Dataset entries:
* * * * * * * * *

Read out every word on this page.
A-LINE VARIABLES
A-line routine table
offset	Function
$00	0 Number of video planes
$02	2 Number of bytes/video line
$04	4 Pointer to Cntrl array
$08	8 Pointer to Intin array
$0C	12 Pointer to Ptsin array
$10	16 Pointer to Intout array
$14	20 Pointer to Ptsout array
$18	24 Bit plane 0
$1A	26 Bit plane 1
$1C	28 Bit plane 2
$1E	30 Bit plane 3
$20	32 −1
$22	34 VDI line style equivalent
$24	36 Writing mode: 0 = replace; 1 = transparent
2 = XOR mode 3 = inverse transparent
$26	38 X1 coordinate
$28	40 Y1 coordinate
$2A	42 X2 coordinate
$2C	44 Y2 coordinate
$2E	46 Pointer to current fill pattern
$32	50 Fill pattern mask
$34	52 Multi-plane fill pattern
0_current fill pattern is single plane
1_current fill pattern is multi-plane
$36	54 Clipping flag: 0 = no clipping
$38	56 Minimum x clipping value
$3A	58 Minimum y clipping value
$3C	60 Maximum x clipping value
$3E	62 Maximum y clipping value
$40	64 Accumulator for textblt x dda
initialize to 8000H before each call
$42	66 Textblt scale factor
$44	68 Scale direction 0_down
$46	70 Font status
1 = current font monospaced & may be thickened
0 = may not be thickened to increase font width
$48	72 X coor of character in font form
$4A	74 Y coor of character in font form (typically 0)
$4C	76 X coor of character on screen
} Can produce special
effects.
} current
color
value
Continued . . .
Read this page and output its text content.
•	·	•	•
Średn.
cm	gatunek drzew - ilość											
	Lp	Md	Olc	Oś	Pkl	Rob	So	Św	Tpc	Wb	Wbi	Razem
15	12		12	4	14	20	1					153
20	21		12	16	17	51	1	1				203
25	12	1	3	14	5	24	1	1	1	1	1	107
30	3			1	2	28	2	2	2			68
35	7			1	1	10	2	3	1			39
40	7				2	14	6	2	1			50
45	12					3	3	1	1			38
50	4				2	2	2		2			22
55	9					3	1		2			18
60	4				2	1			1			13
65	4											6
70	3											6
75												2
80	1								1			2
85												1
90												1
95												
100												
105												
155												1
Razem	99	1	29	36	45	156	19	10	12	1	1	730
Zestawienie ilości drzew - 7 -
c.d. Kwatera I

* * * * * * * * *

**Aim:** Which lines hold the word "coordinate"? Copy each of them from the records.

**Output for this exercise:**
$26	38 X1 coordinate
$28	40 Y1 coordinate
$2A	42 X2 coordinate
$2C	44 Y2 coordinate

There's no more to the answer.